Leaving the pictures aside, transcribe every line below exactly.

--- Start of RECORDS ---

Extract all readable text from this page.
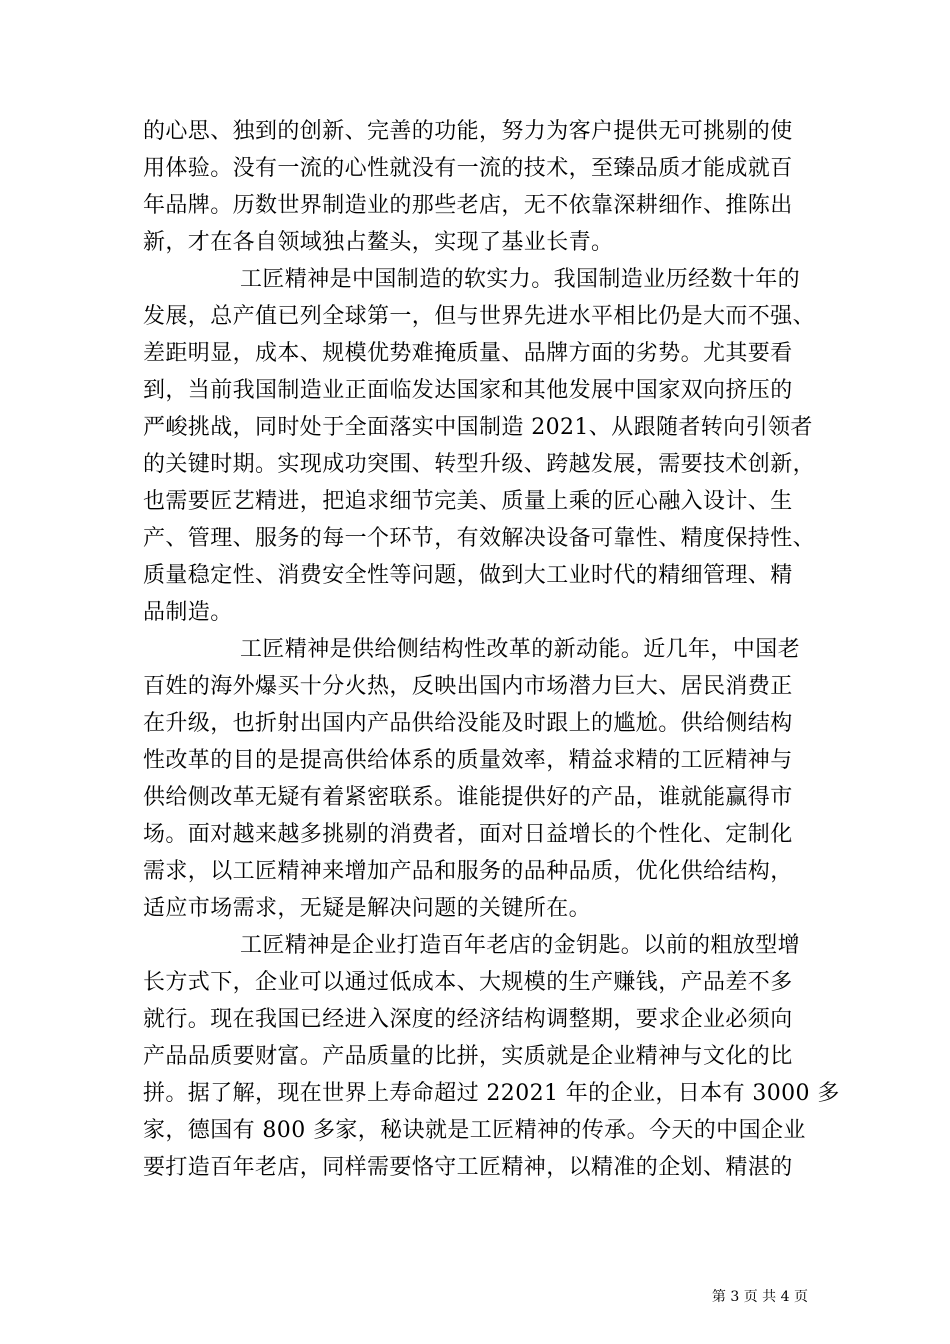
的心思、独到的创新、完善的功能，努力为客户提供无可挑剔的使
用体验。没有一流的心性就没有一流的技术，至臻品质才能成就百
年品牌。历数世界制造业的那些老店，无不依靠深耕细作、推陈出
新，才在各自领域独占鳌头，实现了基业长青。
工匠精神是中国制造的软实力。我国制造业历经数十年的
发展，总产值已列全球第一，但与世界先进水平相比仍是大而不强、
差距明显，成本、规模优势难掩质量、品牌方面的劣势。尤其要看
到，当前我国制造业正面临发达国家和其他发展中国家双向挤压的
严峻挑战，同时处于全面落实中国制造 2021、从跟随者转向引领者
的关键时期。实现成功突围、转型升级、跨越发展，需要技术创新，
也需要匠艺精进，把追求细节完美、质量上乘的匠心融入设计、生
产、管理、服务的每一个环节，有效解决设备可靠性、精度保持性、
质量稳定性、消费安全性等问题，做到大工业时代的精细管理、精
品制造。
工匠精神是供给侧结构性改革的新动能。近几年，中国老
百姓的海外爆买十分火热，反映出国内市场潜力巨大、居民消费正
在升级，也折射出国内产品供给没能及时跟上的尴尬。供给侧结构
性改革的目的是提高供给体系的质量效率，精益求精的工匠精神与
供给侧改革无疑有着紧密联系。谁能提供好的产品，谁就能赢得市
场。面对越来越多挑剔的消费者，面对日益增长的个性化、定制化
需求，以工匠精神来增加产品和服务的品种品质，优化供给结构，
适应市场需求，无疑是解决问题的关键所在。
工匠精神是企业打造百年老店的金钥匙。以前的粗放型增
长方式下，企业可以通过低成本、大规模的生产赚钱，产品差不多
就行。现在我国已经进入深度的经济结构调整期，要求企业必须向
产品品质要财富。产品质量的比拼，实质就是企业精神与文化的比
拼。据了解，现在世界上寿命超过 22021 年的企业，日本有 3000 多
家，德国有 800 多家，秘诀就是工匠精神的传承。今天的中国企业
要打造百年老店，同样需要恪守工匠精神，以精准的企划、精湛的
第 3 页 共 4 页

--- End of RECORDS ---

#### EXPECTED ANSWER
Extract all readable text from this page.
的心思、独到的创新、完善的功能，努力为客户提供无可挑剔的使
用体验。没有一流的心性就没有一流的技术，至臻品质才能成就百
年品牌。历数世界制造业的那些老店，无不依靠深耕细作、推陈出
新，才在各自领域独占鳌头，实现了基业长青。
工匠精神是中国制造的软实力。我国制造业历经数十年的
发展，总产值已列全球第一，但与世界先进水平相比仍是大而不强、
差距明显，成本、规模优势难掩质量、品牌方面的劣势。尤其要看
到，当前我国制造业正面临发达国家和其他发展中国家双向挤压的
严峻挑战，同时处于全面落实中国制造 2021、从跟随者转向引领者
的关键时期。实现成功突围、转型升级、跨越发展，需要技术创新，
也需要匠艺精进，把追求细节完美、质量上乘的匠心融入设计、生
产、管理、服务的每一个环节，有效解决设备可靠性、精度保持性、
质量稳定性、消费安全性等问题，做到大工业时代的精细管理、精
品制造。
工匠精神是供给侧结构性改革的新动能。近几年，中国老
百姓的海外爆买十分火热，反映出国内市场潜力巨大、居民消费正
在升级，也折射出国内产品供给没能及时跟上的尴尬。供给侧结构
性改革的目的是提高供给体系的质量效率，精益求精的工匠精神与
供给侧改革无疑有着紧密联系。谁能提供好的产品，谁就能赢得市
场。面对越来越多挑剔的消费者，面对日益增长的个性化、定制化
需求，以工匠精神来增加产品和服务的品种品质，优化供给结构，
适应市场需求，无疑是解决问题的关键所在。
工匠精神是企业打造百年老店的金钥匙。以前的粗放型增
长方式下，企业可以通过低成本、大规模的生产赚钱，产品差不多
就行。现在我国已经进入深度的经济结构调整期，要求企业必须向
产品品质要财富。产品质量的比拼，实质就是企业精神与文化的比
拼。据了解，现在世界上寿命超过 22021 年的企业，日本有 3000 多
家，德国有 800 多家，秘诀就是工匠精神的传承。今天的中国企业
要打造百年老店，同样需要恪守工匠精神，以精准的企划、精湛的
第 3 页 共 4 页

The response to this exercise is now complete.